§ **WORK TO COMPLETE**
Copy out each line of the material below with no changes.

------------------------------------------------

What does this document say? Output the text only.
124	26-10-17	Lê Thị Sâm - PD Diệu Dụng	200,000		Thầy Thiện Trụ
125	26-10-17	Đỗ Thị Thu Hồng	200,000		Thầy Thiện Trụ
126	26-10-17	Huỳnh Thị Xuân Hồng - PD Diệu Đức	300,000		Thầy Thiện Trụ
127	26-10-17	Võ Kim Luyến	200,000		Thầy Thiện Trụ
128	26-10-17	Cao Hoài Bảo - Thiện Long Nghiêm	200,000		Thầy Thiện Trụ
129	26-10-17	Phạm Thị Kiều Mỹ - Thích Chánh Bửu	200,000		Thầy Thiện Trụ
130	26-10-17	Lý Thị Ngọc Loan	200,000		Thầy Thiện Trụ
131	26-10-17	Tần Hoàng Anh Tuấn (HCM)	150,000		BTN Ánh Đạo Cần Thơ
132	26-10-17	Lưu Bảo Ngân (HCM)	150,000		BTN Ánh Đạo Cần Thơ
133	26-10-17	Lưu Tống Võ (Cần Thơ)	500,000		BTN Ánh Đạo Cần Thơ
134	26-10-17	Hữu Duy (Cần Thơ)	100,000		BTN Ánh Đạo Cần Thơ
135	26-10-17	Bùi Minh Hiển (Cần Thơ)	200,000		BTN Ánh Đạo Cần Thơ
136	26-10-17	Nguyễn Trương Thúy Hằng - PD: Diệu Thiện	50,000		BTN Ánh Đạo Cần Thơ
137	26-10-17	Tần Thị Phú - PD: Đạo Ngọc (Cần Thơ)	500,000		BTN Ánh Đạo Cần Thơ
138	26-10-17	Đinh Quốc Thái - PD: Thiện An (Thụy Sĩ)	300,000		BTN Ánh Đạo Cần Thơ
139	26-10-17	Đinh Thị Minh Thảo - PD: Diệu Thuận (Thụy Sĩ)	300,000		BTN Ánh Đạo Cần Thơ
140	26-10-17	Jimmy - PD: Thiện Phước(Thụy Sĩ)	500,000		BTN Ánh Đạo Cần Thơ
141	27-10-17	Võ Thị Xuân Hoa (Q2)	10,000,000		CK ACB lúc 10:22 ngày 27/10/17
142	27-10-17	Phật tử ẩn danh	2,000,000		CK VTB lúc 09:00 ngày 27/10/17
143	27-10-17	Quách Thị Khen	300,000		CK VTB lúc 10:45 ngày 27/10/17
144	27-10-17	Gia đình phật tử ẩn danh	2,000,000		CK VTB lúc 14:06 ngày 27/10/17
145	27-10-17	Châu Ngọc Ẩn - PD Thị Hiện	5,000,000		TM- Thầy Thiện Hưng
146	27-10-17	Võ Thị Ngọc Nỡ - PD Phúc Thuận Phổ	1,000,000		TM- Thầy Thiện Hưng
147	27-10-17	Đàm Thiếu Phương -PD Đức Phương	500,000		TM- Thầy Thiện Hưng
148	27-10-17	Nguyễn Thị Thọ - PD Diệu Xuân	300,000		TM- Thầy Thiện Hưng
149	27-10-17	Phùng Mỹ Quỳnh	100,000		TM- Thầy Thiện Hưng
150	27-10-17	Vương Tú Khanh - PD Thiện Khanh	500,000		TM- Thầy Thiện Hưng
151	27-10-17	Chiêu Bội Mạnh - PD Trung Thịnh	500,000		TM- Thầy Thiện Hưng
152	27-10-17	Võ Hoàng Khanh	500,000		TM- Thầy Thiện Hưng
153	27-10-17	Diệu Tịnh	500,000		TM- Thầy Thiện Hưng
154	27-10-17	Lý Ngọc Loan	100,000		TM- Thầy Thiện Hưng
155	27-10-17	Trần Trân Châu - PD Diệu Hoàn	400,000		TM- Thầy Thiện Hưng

------------------------------------------------

§ **RESULT FOR THIS EXERCISE**
What does this document say? Output the text only.
124	26-10-17	Lê Thị Sâm - PD Diệu Dụng	200,000		Thầy Thiện Trụ
125	26-10-17	Đỗ Thị Thu Hồng	200,000		Thầy Thiện Trụ
126	26-10-17	Huỳnh Thị Xuân Hồng - PD Diệu Đức	300,000		Thầy Thiện Trụ
127	26-10-17	Võ Kim Luyến	200,000		Thầy Thiện Trụ
128	26-10-17	Cao Hoài Bảo - Thiện Long Nghiêm	200,000		Thầy Thiện Trụ
129	26-10-17	Phạm Thị Kiều Mỹ - Thích Chánh Bửu	200,000		Thầy Thiện Trụ
130	26-10-17	Lý Thị Ngọc Loan	200,000		Thầy Thiện Trụ
131	26-10-17	Tần Hoàng Anh Tuấn (HCM)	150,000		BTN Ánh Đạo Cần Thơ
132	26-10-17	Lưu Bảo Ngân (HCM)	150,000		BTN Ánh Đạo Cần Thơ
133	26-10-17	Lưu Tống Võ (Cần Thơ)	500,000		BTN Ánh Đạo Cần Thơ
134	26-10-17	Hữu Duy (Cần Thơ)	100,000		BTN Ánh Đạo Cần Thơ
135	26-10-17	Bùi Minh Hiển (Cần Thơ)	200,000		BTN Ánh Đạo Cần Thơ
136	26-10-17	Nguyễn Trương Thúy Hằng - PD: Diệu Thiện	50,000		BTN Ánh Đạo Cần Thơ
137	26-10-17	Tần Thị Phú - PD: Đạo Ngọc (Cần Thơ)	500,000		BTN Ánh Đạo Cần Thơ
138	26-10-17	Đinh Quốc Thái - PD: Thiện An (Thụy Sĩ)	300,000		BTN Ánh Đạo Cần Thơ
139	26-10-17	Đinh Thị Minh Thảo - PD: Diệu Thuận (Thụy Sĩ)	300,000		BTN Ánh Đạo Cần Thơ
140	26-10-17	Jimmy - PD: Thiện Phước(Thụy Sĩ)	500,000		BTN Ánh Đạo Cần Thơ
141	27-10-17	Võ Thị Xuân Hoa (Q2)	10,000,000		CK ACB lúc 10:22 ngày 27/10/17
142	27-10-17	Phật tử ẩn danh	2,000,000		CK VTB lúc 09:00 ngày 27/10/17
143	27-10-17	Quách Thị Khen	300,000		CK VTB lúc 10:45 ngày 27/10/17
144	27-10-17	Gia đình phật tử ẩn danh	2,000,000		CK VTB lúc 14:06 ngày 27/10/17
145	27-10-17	Châu Ngọc Ẩn - PD Thị Hiện	5,000,000		TM- Thầy Thiện Hưng
146	27-10-17	Võ Thị Ngọc Nỡ - PD Phúc Thuận Phổ	1,000,000		TM- Thầy Thiện Hưng
147	27-10-17	Đàm Thiếu Phương -PD Đức Phương	500,000		TM- Thầy Thiện Hưng
148	27-10-17	Nguyễn Thị Thọ - PD Diệu Xuân	300,000		TM- Thầy Thiện Hưng
149	27-10-17	Phùng Mỹ Quỳnh	100,000		TM- Thầy Thiện Hưng
150	27-10-17	Vương Tú Khanh - PD Thiện Khanh	500,000		TM- Thầy Thiện Hưng
151	27-10-17	Chiêu Bội Mạnh - PD Trung Thịnh	500,000		TM- Thầy Thiện Hưng
152	27-10-17	Võ Hoàng Khanh	500,000		TM- Thầy Thiện Hưng
153	27-10-17	Diệu Tịnh	500,000		TM- Thầy Thiện Hưng
154	27-10-17	Lý Ngọc Loan	100,000		TM- Thầy Thiện Hưng
155	27-10-17	Trần Trân Châu - PD Diệu Hoàn	400,000		TM- Thầy Thiện Hưng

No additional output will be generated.